╭─ DATA TO USE

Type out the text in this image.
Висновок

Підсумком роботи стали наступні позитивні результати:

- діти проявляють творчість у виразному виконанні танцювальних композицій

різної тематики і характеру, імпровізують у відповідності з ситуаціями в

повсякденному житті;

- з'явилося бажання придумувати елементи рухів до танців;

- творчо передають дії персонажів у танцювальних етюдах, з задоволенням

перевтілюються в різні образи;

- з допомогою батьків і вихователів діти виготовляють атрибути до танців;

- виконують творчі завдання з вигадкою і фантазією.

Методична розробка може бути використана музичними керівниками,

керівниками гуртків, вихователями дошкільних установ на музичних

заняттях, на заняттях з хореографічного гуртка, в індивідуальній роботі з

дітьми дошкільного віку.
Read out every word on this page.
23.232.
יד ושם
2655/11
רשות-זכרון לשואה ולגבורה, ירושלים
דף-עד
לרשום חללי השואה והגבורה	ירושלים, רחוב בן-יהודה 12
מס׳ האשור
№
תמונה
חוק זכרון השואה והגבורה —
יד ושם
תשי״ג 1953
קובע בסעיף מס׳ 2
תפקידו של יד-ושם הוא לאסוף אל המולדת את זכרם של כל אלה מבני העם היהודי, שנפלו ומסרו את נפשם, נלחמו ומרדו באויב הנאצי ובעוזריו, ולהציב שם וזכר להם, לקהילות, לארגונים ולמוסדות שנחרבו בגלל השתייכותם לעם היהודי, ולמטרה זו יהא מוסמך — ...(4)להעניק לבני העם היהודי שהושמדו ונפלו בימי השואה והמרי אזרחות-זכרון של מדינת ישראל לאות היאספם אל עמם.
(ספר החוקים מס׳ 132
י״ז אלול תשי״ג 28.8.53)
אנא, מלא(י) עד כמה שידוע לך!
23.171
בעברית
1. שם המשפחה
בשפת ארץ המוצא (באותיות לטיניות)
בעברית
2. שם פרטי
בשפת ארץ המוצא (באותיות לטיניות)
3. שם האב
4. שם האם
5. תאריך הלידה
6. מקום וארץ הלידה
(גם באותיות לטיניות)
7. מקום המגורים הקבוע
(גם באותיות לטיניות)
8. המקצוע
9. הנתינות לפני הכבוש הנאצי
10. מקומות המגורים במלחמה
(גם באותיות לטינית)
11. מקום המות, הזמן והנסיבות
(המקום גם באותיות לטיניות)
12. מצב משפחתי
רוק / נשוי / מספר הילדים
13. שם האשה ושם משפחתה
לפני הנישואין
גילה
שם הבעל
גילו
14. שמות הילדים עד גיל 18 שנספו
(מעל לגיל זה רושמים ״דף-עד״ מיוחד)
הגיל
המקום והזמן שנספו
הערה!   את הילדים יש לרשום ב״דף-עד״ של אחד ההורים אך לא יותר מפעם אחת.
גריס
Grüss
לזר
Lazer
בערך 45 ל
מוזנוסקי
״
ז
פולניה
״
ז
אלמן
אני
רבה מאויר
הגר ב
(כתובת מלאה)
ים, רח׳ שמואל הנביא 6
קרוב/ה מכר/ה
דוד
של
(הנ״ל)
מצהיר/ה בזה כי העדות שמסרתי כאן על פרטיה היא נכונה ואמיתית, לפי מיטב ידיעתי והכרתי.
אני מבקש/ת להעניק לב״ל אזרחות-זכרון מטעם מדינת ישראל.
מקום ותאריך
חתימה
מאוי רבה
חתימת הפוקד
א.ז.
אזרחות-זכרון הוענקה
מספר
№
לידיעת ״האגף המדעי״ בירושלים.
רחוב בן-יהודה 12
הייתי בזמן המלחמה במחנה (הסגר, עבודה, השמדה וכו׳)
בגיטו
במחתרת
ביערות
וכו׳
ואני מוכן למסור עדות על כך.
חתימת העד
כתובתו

╰─

TASK DESCRIPTION: Copy out each record, keeping every word as it is.

RESULT OF THE TASK:
Type out the text in this image.
Висновок

Підсумком роботи стали наступні позитивні результати:

- діти проявляють творчість у виразному виконанні танцювальних композицій

різної тематики і характеру, імпровізують у відповідності з ситуаціями в

повсякденному житті;

- з'явилося бажання придумувати елементи рухів до танців;

- творчо передають дії персонажів у танцювальних етюдах, з задоволенням

перевтілюються в різні образи;

- з допомогою батьків і вихователів діти виготовляють атрибути до танців;

- виконують творчі завдання з вигадкою і фантазією.

Методична розробка може бути використана музичними керівниками,

керівниками гуртків, вихователями дошкільних установ на музичних

заняттях, на заняттях з хореографічного гуртка, в індивідуальній роботі з

дітьми дошкільного віку.
Read out every word on this page.
23.232.
יד ושם
2655/11
רשות-זכרון לשואה ולגבורה, ירושלים
דף-עד
לרשום חללי השואה והגבורה	ירושלים, רחוב בן-יהודה 12
מס׳ האשור
№
תמונה
חוק זכרון השואה והגבורה —
יד ושם
תשי״ג 1953
קובע בסעיף מס׳ 2
תפקידו של יד-ושם הוא לאסוף אל המולדת את זכרם של כל אלה מבני העם היהודי, שנפלו ומסרו את נפשם, נלחמו ומרדו באויב הנאצי ובעוזריו, ולהציב שם וזכר להם, לקהילות, לארגונים ולמוסדות שנחרבו בגלל השתייכותם לעם היהודי, ולמטרה זו יהא מוסמך — ...(4)להעניק לבני העם היהודי שהושמדו ונפלו בימי השואה והמרי אזרחות-זכרון של מדינת ישראל לאות היאספם אל עמם.
(ספר החוקים מס׳ 132
י״ז אלול תשי״ג 28.8.53)
אנא, מלא(י) עד כמה שידוע לך!
23.171
בעברית
1. שם המשפחה
בשפת ארץ המוצא (באותיות לטיניות)
בעברית
2. שם פרטי
בשפת ארץ המוצא (באותיות לטיניות)
3. שם האב
4. שם האם
5. תאריך הלידה
6. מקום וארץ הלידה
(גם באותיות לטיניות)
7. מקום המגורים הקבוע
(גם באותיות לטיניות)
8. המקצוע
9. הנתינות לפני הכבוש הנאצי
10. מקומות המגורים במלחמה
(גם באותיות לטינית)
11. מקום המות, הזמן והנסיבות
(המקום גם באותיות לטיניות)
12. מצב משפחתי
רוק / נשוי / מספר הילדים
13. שם האשה ושם משפחתה
לפני הנישואין
גילה
שם הבעל
גילו
14. שמות הילדים עד גיל 18 שנספו
(מעל לגיל זה רושמים ״דף-עד״ מיוחד)
הגיל
המקום והזמן שנספו
הערה!   את הילדים יש לרשום ב״דף-עד״ של אחד ההורים אך לא יותר מפעם אחת.
גריס
Grüss
לזר
Lazer
בערך 45 ל
מוזנוסקי
״
ז
פולניה
״
ז
אלמן
אני
רבה מאויר
הגר ב
(כתובת מלאה)
ים, רח׳ שמואל הנביא 6
קרוב/ה מכר/ה
דוד
של
(הנ״ל)
מצהיר/ה בזה כי העדות שמסרתי כאן על פרטיה היא נכונה ואמיתית, לפי מיטב ידיעתי והכרתי.
אני מבקש/ת להעניק לב״ל אזרחות-זכרון מטעם מדינת ישראל.
מקום ותאריך
חתימה
מאוי רבה
חתימת הפוקד
א.ז.
אזרחות-זכרון הוענקה
מספר
№
לידיעת ״האגף המדעי״ בירושלים.
רחוב בן-יהודה 12
הייתי בזמן המלחמה במחנה (הסגר, עבודה, השמדה וכו׳)
בגיטו
במחתרת
ביערות
וכו׳
ואני מוכן למסור עדות על כך.
חתימת העד
כתובתו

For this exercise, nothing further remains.